### SOURCE RECORDS
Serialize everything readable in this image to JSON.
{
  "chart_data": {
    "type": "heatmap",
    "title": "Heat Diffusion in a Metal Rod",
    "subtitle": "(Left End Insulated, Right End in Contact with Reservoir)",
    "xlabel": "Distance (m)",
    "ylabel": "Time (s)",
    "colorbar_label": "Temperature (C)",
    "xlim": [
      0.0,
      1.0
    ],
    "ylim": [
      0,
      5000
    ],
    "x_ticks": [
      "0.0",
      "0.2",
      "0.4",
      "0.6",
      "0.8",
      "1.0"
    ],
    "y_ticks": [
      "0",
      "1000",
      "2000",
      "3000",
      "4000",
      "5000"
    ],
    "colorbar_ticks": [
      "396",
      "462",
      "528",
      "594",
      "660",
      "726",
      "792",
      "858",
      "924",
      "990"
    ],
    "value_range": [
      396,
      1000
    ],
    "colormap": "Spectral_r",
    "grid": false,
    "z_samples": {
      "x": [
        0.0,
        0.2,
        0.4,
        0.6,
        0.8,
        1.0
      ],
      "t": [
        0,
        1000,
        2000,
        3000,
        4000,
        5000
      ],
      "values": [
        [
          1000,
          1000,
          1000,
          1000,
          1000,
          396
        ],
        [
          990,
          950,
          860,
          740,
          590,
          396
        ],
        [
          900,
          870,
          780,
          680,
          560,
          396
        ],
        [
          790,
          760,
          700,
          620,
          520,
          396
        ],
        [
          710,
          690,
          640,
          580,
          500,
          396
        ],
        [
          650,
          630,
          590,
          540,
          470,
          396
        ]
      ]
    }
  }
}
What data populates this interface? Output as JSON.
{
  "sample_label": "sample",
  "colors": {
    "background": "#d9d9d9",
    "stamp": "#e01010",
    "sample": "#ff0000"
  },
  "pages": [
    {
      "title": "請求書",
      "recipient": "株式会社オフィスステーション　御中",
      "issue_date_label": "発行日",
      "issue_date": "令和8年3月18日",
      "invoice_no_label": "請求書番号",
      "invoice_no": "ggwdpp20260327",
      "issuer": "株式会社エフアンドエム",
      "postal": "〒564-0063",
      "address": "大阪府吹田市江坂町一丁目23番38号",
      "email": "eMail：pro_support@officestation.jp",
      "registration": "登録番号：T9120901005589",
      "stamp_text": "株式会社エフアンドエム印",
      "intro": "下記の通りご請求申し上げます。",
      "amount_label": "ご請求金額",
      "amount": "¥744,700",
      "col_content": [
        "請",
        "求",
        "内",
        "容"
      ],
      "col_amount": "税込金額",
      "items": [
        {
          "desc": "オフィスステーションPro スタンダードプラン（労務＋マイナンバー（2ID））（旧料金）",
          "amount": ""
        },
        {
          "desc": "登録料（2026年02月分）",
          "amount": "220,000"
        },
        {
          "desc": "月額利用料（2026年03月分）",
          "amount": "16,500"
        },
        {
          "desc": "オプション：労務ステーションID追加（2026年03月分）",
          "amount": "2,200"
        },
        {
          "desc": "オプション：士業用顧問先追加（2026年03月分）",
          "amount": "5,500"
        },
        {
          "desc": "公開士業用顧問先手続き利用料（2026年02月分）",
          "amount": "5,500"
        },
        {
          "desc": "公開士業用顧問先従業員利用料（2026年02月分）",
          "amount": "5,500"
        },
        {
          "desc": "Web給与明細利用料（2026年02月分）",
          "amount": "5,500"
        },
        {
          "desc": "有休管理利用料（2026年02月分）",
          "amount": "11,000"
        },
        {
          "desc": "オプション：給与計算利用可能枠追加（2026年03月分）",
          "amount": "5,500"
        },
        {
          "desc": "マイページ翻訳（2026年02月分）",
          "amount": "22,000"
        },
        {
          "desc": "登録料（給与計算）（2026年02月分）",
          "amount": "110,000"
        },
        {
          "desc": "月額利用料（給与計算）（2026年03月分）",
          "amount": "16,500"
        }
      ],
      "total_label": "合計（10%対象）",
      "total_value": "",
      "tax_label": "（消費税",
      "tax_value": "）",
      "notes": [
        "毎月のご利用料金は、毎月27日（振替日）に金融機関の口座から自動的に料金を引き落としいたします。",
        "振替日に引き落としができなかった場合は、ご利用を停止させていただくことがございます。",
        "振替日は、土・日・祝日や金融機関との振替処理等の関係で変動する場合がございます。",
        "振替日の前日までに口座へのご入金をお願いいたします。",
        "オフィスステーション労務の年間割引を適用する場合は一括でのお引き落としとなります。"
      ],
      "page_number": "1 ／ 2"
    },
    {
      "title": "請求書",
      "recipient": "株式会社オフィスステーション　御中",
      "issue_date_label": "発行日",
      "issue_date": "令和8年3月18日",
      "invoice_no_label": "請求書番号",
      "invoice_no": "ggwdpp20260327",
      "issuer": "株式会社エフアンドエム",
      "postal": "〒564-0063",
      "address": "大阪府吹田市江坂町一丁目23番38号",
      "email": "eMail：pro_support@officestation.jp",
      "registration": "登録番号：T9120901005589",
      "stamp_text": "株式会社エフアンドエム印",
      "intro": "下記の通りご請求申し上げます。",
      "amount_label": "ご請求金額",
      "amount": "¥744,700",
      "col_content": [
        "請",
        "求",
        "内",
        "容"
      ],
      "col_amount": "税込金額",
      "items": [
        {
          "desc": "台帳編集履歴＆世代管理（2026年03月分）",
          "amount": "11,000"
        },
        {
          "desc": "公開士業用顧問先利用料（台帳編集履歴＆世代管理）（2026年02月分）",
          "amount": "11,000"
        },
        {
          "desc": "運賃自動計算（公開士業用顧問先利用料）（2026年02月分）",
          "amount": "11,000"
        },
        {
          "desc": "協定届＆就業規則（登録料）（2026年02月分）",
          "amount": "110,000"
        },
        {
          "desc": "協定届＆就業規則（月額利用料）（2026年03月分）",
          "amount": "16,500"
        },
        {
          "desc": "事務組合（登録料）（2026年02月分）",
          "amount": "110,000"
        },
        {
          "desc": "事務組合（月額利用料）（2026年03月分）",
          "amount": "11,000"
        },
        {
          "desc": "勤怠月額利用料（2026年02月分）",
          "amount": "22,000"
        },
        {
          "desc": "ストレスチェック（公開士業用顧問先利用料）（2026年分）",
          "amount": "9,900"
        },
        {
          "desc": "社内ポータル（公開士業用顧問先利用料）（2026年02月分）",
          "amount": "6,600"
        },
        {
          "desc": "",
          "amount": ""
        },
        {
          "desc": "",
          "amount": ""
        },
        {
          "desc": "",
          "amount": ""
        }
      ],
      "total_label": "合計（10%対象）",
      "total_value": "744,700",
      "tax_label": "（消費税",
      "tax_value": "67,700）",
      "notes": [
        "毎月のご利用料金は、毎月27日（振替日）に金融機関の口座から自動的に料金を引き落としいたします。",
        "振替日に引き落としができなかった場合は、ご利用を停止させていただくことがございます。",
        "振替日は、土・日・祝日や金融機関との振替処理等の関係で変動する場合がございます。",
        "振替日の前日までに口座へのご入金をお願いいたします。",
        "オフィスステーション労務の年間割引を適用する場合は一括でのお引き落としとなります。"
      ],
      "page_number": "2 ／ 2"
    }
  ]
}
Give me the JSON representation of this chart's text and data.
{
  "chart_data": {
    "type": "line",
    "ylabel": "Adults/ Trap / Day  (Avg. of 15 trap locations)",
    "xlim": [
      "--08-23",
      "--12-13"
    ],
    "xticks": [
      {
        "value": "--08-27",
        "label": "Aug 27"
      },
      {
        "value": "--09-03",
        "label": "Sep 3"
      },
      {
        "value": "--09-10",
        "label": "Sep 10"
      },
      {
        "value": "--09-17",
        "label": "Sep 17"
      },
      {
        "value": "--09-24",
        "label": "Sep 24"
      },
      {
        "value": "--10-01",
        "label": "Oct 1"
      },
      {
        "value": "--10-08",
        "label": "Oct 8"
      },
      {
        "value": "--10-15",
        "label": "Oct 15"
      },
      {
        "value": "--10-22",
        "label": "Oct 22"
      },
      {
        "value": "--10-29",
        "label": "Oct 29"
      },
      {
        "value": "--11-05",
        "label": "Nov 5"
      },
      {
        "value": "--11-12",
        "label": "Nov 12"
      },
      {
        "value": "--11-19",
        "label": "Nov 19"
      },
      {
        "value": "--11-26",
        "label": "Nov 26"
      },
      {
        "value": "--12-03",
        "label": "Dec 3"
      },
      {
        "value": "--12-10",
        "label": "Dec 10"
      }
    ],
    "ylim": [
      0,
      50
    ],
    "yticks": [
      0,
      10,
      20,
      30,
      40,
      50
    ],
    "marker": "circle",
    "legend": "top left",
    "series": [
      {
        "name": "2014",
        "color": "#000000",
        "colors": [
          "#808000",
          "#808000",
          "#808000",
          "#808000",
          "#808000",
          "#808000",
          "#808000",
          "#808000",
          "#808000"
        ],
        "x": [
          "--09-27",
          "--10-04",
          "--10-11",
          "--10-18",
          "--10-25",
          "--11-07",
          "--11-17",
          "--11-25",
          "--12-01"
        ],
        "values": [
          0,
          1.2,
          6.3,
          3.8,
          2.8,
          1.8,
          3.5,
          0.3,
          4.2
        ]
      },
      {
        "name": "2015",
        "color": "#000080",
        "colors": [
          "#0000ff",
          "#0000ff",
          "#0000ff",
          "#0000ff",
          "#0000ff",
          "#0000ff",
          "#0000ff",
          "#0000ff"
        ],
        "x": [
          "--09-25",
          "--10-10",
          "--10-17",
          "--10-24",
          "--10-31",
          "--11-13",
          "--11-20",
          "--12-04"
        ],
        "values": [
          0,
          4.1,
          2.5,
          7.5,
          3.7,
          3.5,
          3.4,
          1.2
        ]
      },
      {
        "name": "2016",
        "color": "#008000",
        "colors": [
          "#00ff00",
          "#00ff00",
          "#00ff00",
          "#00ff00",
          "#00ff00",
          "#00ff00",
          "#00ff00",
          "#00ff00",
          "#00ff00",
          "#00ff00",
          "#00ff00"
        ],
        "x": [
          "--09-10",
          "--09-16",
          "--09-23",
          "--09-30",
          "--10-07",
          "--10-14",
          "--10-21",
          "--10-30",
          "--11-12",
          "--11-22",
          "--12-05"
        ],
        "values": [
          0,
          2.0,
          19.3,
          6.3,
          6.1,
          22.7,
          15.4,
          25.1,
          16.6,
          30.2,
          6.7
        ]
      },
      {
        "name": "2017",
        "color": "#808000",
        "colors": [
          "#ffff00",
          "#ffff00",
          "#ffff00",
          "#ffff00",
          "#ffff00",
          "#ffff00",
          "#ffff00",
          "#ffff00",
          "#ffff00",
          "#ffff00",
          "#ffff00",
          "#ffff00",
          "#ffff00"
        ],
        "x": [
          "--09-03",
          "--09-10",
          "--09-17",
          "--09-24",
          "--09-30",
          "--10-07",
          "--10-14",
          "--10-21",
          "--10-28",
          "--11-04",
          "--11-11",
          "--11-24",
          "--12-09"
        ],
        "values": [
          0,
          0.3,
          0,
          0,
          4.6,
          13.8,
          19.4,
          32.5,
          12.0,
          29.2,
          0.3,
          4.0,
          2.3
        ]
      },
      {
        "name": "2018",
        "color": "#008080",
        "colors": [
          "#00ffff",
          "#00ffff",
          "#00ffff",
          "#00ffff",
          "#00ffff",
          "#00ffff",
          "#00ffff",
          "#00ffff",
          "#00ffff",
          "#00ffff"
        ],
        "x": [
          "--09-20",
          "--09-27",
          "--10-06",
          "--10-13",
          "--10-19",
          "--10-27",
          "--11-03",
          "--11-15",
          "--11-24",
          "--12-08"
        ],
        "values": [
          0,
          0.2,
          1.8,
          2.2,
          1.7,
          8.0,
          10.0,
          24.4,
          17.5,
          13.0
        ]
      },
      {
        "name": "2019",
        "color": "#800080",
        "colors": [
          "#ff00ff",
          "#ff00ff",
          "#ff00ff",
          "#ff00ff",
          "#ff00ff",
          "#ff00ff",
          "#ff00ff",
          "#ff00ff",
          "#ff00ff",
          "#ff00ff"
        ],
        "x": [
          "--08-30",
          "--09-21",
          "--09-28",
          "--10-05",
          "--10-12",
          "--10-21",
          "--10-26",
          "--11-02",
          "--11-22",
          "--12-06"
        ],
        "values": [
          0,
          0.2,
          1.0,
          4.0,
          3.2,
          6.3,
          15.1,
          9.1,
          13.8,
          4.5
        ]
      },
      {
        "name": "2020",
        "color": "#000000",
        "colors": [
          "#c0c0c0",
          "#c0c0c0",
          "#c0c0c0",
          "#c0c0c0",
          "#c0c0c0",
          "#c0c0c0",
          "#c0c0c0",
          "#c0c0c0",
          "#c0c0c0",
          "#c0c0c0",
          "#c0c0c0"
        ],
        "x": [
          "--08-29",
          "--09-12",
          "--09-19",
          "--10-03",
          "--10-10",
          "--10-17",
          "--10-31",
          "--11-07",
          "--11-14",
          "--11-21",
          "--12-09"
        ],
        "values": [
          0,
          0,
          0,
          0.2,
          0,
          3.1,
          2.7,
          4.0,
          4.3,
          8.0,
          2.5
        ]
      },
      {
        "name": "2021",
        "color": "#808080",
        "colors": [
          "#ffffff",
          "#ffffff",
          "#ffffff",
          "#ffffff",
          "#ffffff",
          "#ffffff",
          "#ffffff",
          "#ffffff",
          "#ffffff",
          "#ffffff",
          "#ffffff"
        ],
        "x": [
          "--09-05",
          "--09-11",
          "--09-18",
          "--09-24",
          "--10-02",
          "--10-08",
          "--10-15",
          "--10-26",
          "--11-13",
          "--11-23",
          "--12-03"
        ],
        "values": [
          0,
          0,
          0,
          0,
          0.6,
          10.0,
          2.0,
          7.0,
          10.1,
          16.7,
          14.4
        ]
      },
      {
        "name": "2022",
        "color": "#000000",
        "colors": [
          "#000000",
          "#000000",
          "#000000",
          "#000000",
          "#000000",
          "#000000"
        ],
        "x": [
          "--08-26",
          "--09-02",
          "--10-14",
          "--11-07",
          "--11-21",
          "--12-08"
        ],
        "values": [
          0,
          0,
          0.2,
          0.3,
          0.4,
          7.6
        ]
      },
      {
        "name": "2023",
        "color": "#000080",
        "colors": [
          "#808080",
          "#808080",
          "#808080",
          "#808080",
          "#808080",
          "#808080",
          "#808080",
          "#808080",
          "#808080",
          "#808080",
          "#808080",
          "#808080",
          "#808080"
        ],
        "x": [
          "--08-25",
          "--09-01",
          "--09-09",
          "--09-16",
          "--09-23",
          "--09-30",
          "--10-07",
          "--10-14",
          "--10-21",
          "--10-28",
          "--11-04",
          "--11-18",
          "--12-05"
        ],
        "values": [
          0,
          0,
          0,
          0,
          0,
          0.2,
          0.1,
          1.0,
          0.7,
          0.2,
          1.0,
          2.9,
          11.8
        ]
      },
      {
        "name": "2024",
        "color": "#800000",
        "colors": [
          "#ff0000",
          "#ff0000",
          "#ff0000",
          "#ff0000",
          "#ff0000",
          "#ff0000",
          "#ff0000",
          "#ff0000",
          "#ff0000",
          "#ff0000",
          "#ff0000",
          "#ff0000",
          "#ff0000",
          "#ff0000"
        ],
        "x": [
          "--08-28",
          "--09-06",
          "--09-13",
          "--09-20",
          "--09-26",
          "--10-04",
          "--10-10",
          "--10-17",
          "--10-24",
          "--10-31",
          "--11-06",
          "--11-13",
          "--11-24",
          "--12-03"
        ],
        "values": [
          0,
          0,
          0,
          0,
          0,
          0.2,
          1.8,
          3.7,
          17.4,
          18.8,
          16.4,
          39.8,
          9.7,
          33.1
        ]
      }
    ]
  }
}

### DESCRIPTION OF THE TASK
From the entries above, copy every line containing the word "世代管理".

### OUTPUT OF THE EXERCISE
          "desc": "台帳編集履歴＆世代管理（2026年03月分）",
          "desc": "公開士業用顧問先利用料（台帳編集履歴＆世代管理）（2026年02月分）",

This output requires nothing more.